(Dataset items)
══════════

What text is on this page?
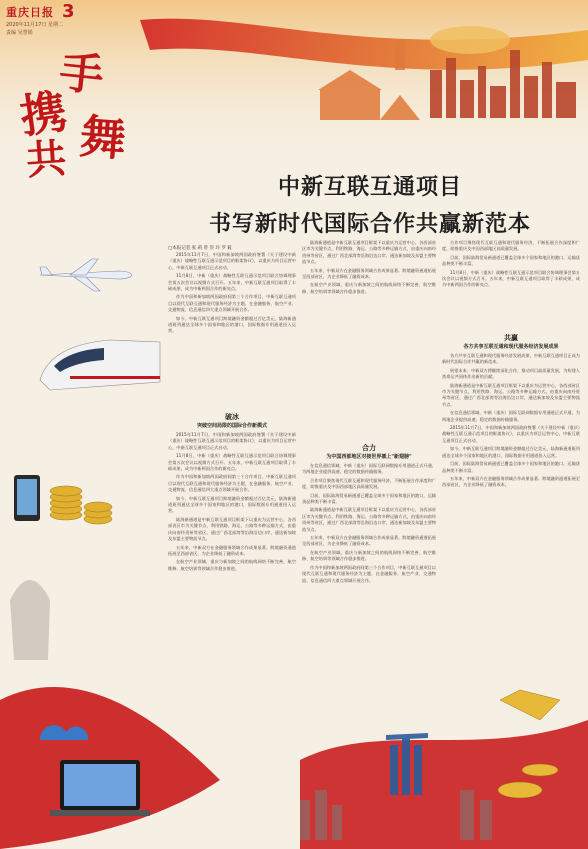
重庆日报 3
2020年11月17日 星期二
责编 吴慧娟
携
手
共 舞
中新互联互通项目
书写新时代国际合作共赢新范本
□本报记者 张 莉 曾 崇 玲 罗 筱

2015年11月7日，中国和新加坡两国政府签署《关于建设中新（重庆）战略性互联互通示范项目的框架协议》，以重庆为项目运营中心，中新互联互通项目正式启动。

11月8日，中新（重庆）战略性互联互通示范项目联合协调理事会第五次会议以视频方式召开。五年来，中新互联互通项目取得了丰硕成果，成为中新两国合作的新亮点。

作为中国和新加坡两国政府间第三个合作项目，中新互联互通项目以现代互联互通和现代服务经济为主题，在金融服务、航空产业、交通物流、信息通信四大重点领域开展合作。

如今，中新互联互通项目跨境融资金额超过百亿美元，陆海新通道班列通达全球多个国家和地区的港口，国际数据专用通道投入运营。

破冰
突破空间局限的国际合作新模式

2015年11月7日，中国和新加坡两国政府签署《关于建设中新（重庆）战略性互联互通示范项目的框架协议》，以重庆为项目运营中心，中新互联互通项目正式启动。

11月8日，中新（重庆）战略性互联互通示范项目联合协调理事会第五次会议以视频方式召开。五年来，中新互联互通项目取得了丰硕成果，成为中新两国合作的新亮点。

作为中国和新加坡两国政府间第三个合作项目，中新互联互通项目以现代互联互通和现代服务经济为主题，在金融服务、航空产业、交通物流、信息通信四大重点领域开展合作。

如今，中新互联互通项目跨境融资金额超过百亿美元，陆海新通道班列通达全球多个国家和地区的港口，国际数据专用通道投入运营。

陆海新通道是中新互联互通项目框架下以重庆为运营中心，各西部省区市为关键节点，利用铁路、海运、公路等多种运输方式，由重庆向南经贵州等省区，通过广西北部湾等沿海沿边口岸，通达新加坡及东盟主要物流节点。

五年来，中新双方在金融服务领域合作成果显著。跨境融资通道拓展至西部省区，为企业降低了融资成本。

在航空产业领域，重庆与新加坡之间的航线网络不断完善，航空维修、航空培训等领域合作稳步推进。

陆海新通道是中新互联互通项目框架下以重庆为运营中心，各西部省区市为关键节点，利用铁路、海运、公路等多种运输方式，由重庆向南经贵州等省区，通过广西北部湾等沿海沿边口岸，通达新加坡及东盟主要物流节点。

五年来，中新双方在金融服务领域合作成果显著。跨境融资通道拓展至西部省区，为企业降低了融资成本。

在航空产业领域，重庆与新加坡之间的航线网络不断完善，航空维修、航空培训等领域合作稳步推进。

合力
为中国西部地区对接世界插上"新翅膀"

在信息通信领域，中新（重庆）国际互联网数据专用通道正式开通，为两地企业提供高速、稳定的数据传输服务。

合作项目聚焦现代互联互通和现代服务经济，不断拓展合作深度和广度，助推重庆及中国西部地区高质量发展。

目前，国际陆海贸易新通道已覆盖全球多个国家和地区的港口，运输货品种类不断丰富。

陆海新通道是中新互联互通项目框架下以重庆为运营中心，各西部省区市为关键节点，利用铁路、海运、公路等多种运输方式，由重庆向南经贵州等省区，通过广西北部湾等沿海沿边口岸，通达新加坡及东盟主要物流节点。

五年来，中新双方在金融服务领域合作成果显著。跨境融资通道拓展至西部省区，为企业降低了融资成本。

在航空产业领域，重庆与新加坡之间的航线网络不断完善，航空维修、航空培训等领域合作稳步推进。

作为中国和新加坡两国政府间第三个合作项目，中新互联互通项目以现代互联互通和现代服务经济为主题，在金融服务、航空产业、交通物流、信息通信四大重点领域开展合作。

合作项目聚焦现代互联互通和现代服务经济，不断拓展合作深度和广度，助推重庆及中国西部地区高质量发展。

目前，国际陆海贸易新通道已覆盖全球多个国家和地区的港口，运输货品种类不断丰富。

11月8日，中新（重庆）战略性互联互通示范项目联合协调理事会第五次会议以视频方式召开。五年来，中新互联互通项目取得了丰硕成果，成为中新两国合作的新亮点。

共赢
各方共享互联互通和现代服务经济发展成果

各方共享互联互通和现代服务经济发展成果，中新互联互通项目正成为新时代国际合作共赢的新范本。

展望未来，中新双方将继续深化合作，推动项目高质量发展，为构建人类命运共同体作出新的贡献。

陆海新通道是中新互联互通项目框架下以重庆为运营中心，各西部省区市为关键节点，利用铁路、海运、公路等多种运输方式，由重庆向南经贵州等省区，通过广西北部湾等沿海沿边口岸，通达新加坡及东盟主要物流节点。

在信息通信领域，中新（重庆）国际互联网数据专用通道正式开通，为两地企业提供高速、稳定的数据传输服务。

2015年11月7日，中国和新加坡两国政府签署《关于建设中新（重庆）战略性互联互通示范项目的框架协议》，以重庆为项目运营中心，中新互联互通项目正式启动。

如今，中新互联互通项目跨境融资金额超过百亿美元，陆海新通道班列通达全球多个国家和地区的港口，国际数据专用通道投入运营。

目前，国际陆海贸易新通道已覆盖全球多个国家和地区的港口，运输货品种类不断丰富。

五年来，中新双方在金融服务领域合作成果显著。跨境融资通道拓展至西部省区，为企业降低了融资成本。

══════════

Task statement: Return the listing above unchanged, apart from dropping its pictures.

Right answer:
What text is on this page?
重庆日报 3
2020年11月17日 星期二
责编 吴慧娟
携
手
共 舞
中新互联互通项目
书写新时代国际合作共赢新范本
□本报记者 张 莉 曾 崇 玲 罗 筱

2015年11月7日，中国和新加坡两国政府签署《关于建设中新（重庆）战略性互联互通示范项目的框架协议》，以重庆为项目运营中心，中新互联互通项目正式启动。

11月8日，中新（重庆）战略性互联互通示范项目联合协调理事会第五次会议以视频方式召开。五年来，中新互联互通项目取得了丰硕成果，成为中新两国合作的新亮点。

作为中国和新加坡两国政府间第三个合作项目，中新互联互通项目以现代互联互通和现代服务经济为主题，在金融服务、航空产业、交通物流、信息通信四大重点领域开展合作。

如今，中新互联互通项目跨境融资金额超过百亿美元，陆海新通道班列通达全球多个国家和地区的港口，国际数据专用通道投入运营。

破冰
突破空间局限的国际合作新模式

2015年11月7日，中国和新加坡两国政府签署《关于建设中新（重庆）战略性互联互通示范项目的框架协议》，以重庆为项目运营中心，中新互联互通项目正式启动。

11月8日，中新（重庆）战略性互联互通示范项目联合协调理事会第五次会议以视频方式召开。五年来，中新互联互通项目取得了丰硕成果，成为中新两国合作的新亮点。

作为中国和新加坡两国政府间第三个合作项目，中新互联互通项目以现代互联互通和现代服务经济为主题，在金融服务、航空产业、交通物流、信息通信四大重点领域开展合作。

如今，中新互联互通项目跨境融资金额超过百亿美元，陆海新通道班列通达全球多个国家和地区的港口，国际数据专用通道投入运营。

陆海新通道是中新互联互通项目框架下以重庆为运营中心，各西部省区市为关键节点，利用铁路、海运、公路等多种运输方式，由重庆向南经贵州等省区，通过广西北部湾等沿海沿边口岸，通达新加坡及东盟主要物流节点。

五年来，中新双方在金融服务领域合作成果显著。跨境融资通道拓展至西部省区，为企业降低了融资成本。

在航空产业领域，重庆与新加坡之间的航线网络不断完善，航空维修、航空培训等领域合作稳步推进。

陆海新通道是中新互联互通项目框架下以重庆为运营中心，各西部省区市为关键节点，利用铁路、海运、公路等多种运输方式，由重庆向南经贵州等省区，通过广西北部湾等沿海沿边口岸，通达新加坡及东盟主要物流节点。

五年来，中新双方在金融服务领域合作成果显著。跨境融资通道拓展至西部省区，为企业降低了融资成本。

在航空产业领域，重庆与新加坡之间的航线网络不断完善，航空维修、航空培训等领域合作稳步推进。

合力
为中国西部地区对接世界插上"新翅膀"

在信息通信领域，中新（重庆）国际互联网数据专用通道正式开通，为两地企业提供高速、稳定的数据传输服务。

合作项目聚焦现代互联互通和现代服务经济，不断拓展合作深度和广度，助推重庆及中国西部地区高质量发展。

目前，国际陆海贸易新通道已覆盖全球多个国家和地区的港口，运输货品种类不断丰富。

陆海新通道是中新互联互通项目框架下以重庆为运营中心，各西部省区市为关键节点，利用铁路、海运、公路等多种运输方式，由重庆向南经贵州等省区，通过广西北部湾等沿海沿边口岸，通达新加坡及东盟主要物流节点。

五年来，中新双方在金融服务领域合作成果显著。跨境融资通道拓展至西部省区，为企业降低了融资成本。

在航空产业领域，重庆与新加坡之间的航线网络不断完善，航空维修、航空培训等领域合作稳步推进。

作为中国和新加坡两国政府间第三个合作项目，中新互联互通项目以现代互联互通和现代服务经济为主题，在金融服务、航空产业、交通物流、信息通信四大重点领域开展合作。

合作项目聚焦现代互联互通和现代服务经济，不断拓展合作深度和广度，助推重庆及中国西部地区高质量发展。

目前，国际陆海贸易新通道已覆盖全球多个国家和地区的港口，运输货品种类不断丰富。

11月8日，中新（重庆）战略性互联互通示范项目联合协调理事会第五次会议以视频方式召开。五年来，中新互联互通项目取得了丰硕成果，成为中新两国合作的新亮点。

共赢
各方共享互联互通和现代服务经济发展成果

各方共享互联互通和现代服务经济发展成果，中新互联互通项目正成为新时代国际合作共赢的新范本。

展望未来，中新双方将继续深化合作，推动项目高质量发展，为构建人类命运共同体作出新的贡献。

陆海新通道是中新互联互通项目框架下以重庆为运营中心，各西部省区市为关键节点，利用铁路、海运、公路等多种运输方式，由重庆向南经贵州等省区，通过广西北部湾等沿海沿边口岸，通达新加坡及东盟主要物流节点。

在信息通信领域，中新（重庆）国际互联网数据专用通道正式开通，为两地企业提供高速、稳定的数据传输服务。

2015年11月7日，中国和新加坡两国政府签署《关于建设中新（重庆）战略性互联互通示范项目的框架协议》，以重庆为项目运营中心，中新互联互通项目正式启动。

如今，中新互联互通项目跨境融资金额超过百亿美元，陆海新通道班列通达全球多个国家和地区的港口，国际数据专用通道投入运营。

目前，国际陆海贸易新通道已覆盖全球多个国家和地区的港口，运输货品种类不断丰富。

五年来，中新双方在金融服务领域合作成果显著。跨境融资通道拓展至西部省区，为企业降低了融资成本。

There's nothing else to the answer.